▶ **Data extract**:
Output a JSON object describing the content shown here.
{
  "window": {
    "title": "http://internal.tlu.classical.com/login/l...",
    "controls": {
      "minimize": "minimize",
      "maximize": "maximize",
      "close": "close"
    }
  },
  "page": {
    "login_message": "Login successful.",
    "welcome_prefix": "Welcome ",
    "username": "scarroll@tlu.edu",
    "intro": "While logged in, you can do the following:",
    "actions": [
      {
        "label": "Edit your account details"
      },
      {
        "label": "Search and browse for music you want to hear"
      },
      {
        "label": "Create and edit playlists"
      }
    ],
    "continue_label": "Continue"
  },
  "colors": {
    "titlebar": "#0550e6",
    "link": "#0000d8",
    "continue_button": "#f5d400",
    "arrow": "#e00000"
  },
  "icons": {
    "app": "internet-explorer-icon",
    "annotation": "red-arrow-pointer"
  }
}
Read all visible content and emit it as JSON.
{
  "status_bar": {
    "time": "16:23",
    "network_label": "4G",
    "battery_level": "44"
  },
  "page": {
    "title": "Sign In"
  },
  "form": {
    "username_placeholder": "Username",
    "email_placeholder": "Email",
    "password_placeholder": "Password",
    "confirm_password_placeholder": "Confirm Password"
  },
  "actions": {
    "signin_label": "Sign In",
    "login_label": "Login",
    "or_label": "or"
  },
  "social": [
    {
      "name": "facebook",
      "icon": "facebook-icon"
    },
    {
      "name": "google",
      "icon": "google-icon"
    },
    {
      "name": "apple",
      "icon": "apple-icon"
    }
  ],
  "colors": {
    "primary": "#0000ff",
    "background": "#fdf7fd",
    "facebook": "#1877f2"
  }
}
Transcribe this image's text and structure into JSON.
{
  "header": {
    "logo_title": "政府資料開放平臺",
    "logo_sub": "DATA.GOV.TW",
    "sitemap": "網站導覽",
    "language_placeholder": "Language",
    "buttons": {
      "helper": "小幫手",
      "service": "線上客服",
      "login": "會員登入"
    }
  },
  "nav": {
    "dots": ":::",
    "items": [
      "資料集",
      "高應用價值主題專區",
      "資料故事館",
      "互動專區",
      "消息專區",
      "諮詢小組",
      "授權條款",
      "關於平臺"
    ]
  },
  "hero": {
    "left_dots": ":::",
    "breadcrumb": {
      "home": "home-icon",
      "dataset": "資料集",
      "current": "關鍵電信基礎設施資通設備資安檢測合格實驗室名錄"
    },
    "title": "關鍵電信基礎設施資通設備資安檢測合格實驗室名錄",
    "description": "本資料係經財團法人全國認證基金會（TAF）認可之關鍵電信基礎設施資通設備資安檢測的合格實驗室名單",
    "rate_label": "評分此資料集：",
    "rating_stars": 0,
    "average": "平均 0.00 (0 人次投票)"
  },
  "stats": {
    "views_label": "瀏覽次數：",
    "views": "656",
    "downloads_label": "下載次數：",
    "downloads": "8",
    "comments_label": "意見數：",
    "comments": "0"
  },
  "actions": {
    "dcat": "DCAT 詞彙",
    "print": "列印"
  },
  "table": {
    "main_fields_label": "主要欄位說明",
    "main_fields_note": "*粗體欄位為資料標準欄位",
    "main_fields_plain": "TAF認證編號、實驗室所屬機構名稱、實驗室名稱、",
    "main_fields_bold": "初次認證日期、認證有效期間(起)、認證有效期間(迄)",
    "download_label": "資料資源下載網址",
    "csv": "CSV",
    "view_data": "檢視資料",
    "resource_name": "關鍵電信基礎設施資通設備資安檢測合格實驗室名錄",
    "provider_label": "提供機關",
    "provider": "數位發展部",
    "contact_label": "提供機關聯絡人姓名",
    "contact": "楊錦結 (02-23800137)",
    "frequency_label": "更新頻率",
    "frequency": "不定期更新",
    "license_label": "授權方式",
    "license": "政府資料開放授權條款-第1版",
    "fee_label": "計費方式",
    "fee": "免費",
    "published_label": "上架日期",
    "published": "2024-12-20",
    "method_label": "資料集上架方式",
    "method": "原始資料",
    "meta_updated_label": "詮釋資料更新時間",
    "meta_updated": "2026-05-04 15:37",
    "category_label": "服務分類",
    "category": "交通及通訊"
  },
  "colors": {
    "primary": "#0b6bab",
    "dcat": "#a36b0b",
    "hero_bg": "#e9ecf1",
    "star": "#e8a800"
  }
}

▶ **Work required**: Repeat the whole listing exactly, keeping every line intact.

▶ **The completed task**:
Output a JSON object describing the content shown here.
{
  "window": {
    "title": "http://internal.tlu.classical.com/login/l...",
    "controls": {
      "minimize": "minimize",
      "maximize": "maximize",
      "close": "close"
    }
  },
  "page": {
    "login_message": "Login successful.",
    "welcome_prefix": "Welcome ",
    "username": "scarroll@tlu.edu",
    "intro": "While logged in, you can do the following:",
    "actions": [
      {
        "label": "Edit your account details"
      },
      {
        "label": "Search and browse for music you want to hear"
      },
      {
        "label": "Create and edit playlists"
      }
    ],
    "continue_label": "Continue"
  },
  "colors": {
    "titlebar": "#0550e6",
    "link": "#0000d8",
    "continue_button": "#f5d400",
    "arrow": "#e00000"
  },
  "icons": {
    "app": "internet-explorer-icon",
    "annotation": "red-arrow-pointer"
  }
}
Read all visible content and emit it as JSON.
{
  "status_bar": {
    "time": "16:23",
    "network_label": "4G",
    "battery_level": "44"
  },
  "page": {
    "title": "Sign In"
  },
  "form": {
    "username_placeholder": "Username",
    "email_placeholder": "Email",
    "password_placeholder": "Password",
    "confirm_password_placeholder": "Confirm Password"
  },
  "actions": {
    "signin_label": "Sign In",
    "login_label": "Login",
    "or_label": "or"
  },
  "social": [
    {
      "name": "facebook",
      "icon": "facebook-icon"
    },
    {
      "name": "google",
      "icon": "google-icon"
    },
    {
      "name": "apple",
      "icon": "apple-icon"
    }
  ],
  "colors": {
    "primary": "#0000ff",
    "background": "#fdf7fd",
    "facebook": "#1877f2"
  }
}
Transcribe this image's text and structure into JSON.
{
  "header": {
    "logo_title": "政府資料開放平臺",
    "logo_sub": "DATA.GOV.TW",
    "sitemap": "網站導覽",
    "language_placeholder": "Language",
    "buttons": {
      "helper": "小幫手",
      "service": "線上客服",
      "login": "會員登入"
    }
  },
  "nav": {
    "dots": ":::",
    "items": [
      "資料集",
      "高應用價值主題專區",
      "資料故事館",
      "互動專區",
      "消息專區",
      "諮詢小組",
      "授權條款",
      "關於平臺"
    ]
  },
  "hero": {
    "left_dots": ":::",
    "breadcrumb": {
      "home": "home-icon",
      "dataset": "資料集",
      "current": "關鍵電信基礎設施資通設備資安檢測合格實驗室名錄"
    },
    "title": "關鍵電信基礎設施資通設備資安檢測合格實驗室名錄",
    "description": "本資料係經財團法人全國認證基金會（TAF）認可之關鍵電信基礎設施資通設備資安檢測的合格實驗室名單",
    "rate_label": "評分此資料集：",
    "rating_stars": 0,
    "average": "平均 0.00 (0 人次投票)"
  },
  "stats": {
    "views_label": "瀏覽次數：",
    "views": "656",
    "downloads_label": "下載次數：",
    "downloads": "8",
    "comments_label": "意見數：",
    "comments": "0"
  },
  "actions": {
    "dcat": "DCAT 詞彙",
    "print": "列印"
  },
  "table": {
    "main_fields_label": "主要欄位說明",
    "main_fields_note": "*粗體欄位為資料標準欄位",
    "main_fields_plain": "TAF認證編號、實驗室所屬機構名稱、實驗室名稱、",
    "main_fields_bold": "初次認證日期、認證有效期間(起)、認證有效期間(迄)",
    "download_label": "資料資源下載網址",
    "csv": "CSV",
    "view_data": "檢視資料",
    "resource_name": "關鍵電信基礎設施資通設備資安檢測合格實驗室名錄",
    "provider_label": "提供機關",
    "provider": "數位發展部",
    "contact_label": "提供機關聯絡人姓名",
    "contact": "楊錦結 (02-23800137)",
    "frequency_label": "更新頻率",
    "frequency": "不定期更新",
    "license_label": "授權方式",
    "license": "政府資料開放授權條款-第1版",
    "fee_label": "計費方式",
    "fee": "免費",
    "published_label": "上架日期",
    "published": "2024-12-20",
    "method_label": "資料集上架方式",
    "method": "原始資料",
    "meta_updated_label": "詮釋資料更新時間",
    "meta_updated": "2026-05-04 15:37",
    "category_label": "服務分類",
    "category": "交通及通訊"
  },
  "colors": {
    "primary": "#0b6bab",
    "dcat": "#a36b0b",
    "hero_bg": "#e9ecf1",
    "star": "#e8a800"
  }
}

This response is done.